**The problem**:
Work out how many lines of the material below mention the word "Volatility"; reply with the number only.

_ _ _ _ _ _ _

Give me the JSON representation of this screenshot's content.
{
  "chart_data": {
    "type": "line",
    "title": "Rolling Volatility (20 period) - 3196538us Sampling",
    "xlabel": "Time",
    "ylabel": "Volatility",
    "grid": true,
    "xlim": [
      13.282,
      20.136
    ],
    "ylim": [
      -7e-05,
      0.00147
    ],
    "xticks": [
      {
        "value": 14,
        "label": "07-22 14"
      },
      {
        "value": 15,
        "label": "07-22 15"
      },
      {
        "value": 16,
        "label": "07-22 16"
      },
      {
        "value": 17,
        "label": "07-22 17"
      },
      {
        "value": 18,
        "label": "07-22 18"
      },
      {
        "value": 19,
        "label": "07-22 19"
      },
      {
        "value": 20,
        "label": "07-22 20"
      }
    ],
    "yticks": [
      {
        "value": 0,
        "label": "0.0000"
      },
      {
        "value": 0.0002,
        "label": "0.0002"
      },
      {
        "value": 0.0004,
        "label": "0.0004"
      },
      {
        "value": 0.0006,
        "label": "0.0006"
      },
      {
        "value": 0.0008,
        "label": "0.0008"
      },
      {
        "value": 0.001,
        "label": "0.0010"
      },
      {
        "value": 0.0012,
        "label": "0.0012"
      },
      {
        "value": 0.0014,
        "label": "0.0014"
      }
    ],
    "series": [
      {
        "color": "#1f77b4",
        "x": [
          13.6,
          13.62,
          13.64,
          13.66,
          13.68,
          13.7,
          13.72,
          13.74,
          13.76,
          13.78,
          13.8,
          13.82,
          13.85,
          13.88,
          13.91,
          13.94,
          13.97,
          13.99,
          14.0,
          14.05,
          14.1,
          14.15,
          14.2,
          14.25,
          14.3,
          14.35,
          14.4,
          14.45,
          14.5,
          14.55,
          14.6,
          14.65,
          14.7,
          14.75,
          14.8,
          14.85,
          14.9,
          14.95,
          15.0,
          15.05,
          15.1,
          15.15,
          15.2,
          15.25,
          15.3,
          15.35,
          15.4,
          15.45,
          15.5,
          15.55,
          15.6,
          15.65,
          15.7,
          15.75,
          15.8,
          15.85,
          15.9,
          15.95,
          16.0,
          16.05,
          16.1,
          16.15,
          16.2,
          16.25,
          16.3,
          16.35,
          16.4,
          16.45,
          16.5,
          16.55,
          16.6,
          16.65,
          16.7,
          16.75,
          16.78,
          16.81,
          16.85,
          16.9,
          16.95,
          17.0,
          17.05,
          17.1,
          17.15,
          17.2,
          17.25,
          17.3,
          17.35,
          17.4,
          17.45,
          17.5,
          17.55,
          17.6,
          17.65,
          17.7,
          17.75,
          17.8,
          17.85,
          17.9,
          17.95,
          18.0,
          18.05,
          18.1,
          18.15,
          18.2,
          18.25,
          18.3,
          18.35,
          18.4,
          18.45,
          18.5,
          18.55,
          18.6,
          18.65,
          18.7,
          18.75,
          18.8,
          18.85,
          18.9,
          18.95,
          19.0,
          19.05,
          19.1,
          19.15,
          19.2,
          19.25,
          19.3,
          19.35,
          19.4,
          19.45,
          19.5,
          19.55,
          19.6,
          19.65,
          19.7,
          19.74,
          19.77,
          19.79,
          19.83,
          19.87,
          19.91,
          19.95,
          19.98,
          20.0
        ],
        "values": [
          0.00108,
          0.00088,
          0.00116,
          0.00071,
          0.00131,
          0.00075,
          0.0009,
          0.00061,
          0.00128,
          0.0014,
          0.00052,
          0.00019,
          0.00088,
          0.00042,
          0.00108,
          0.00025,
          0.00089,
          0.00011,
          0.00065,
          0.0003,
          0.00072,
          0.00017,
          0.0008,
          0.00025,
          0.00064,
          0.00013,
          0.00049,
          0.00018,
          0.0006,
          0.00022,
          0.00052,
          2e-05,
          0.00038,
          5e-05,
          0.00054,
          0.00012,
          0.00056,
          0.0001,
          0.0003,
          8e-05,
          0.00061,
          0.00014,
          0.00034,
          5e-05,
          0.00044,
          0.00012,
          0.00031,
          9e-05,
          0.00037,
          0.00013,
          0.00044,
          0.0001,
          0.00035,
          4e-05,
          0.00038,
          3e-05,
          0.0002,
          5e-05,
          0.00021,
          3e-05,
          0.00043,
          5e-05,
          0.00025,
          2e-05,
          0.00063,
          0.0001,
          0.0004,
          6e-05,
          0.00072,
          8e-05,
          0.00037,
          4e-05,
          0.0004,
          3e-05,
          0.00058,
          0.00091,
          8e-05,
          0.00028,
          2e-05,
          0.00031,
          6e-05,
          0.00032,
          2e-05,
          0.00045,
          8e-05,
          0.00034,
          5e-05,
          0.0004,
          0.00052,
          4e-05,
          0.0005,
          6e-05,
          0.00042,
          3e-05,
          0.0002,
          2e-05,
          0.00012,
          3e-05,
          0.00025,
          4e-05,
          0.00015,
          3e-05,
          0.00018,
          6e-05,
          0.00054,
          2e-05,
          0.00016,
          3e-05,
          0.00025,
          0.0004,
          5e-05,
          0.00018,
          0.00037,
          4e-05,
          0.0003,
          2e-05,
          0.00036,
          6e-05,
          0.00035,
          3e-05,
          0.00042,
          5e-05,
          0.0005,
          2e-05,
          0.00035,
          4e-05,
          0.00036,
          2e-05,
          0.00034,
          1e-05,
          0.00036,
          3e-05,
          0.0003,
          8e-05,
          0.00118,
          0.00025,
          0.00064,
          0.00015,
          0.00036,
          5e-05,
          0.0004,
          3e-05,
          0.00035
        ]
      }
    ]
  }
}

_ _ _ _ _ _ _

**Finished answer**:
2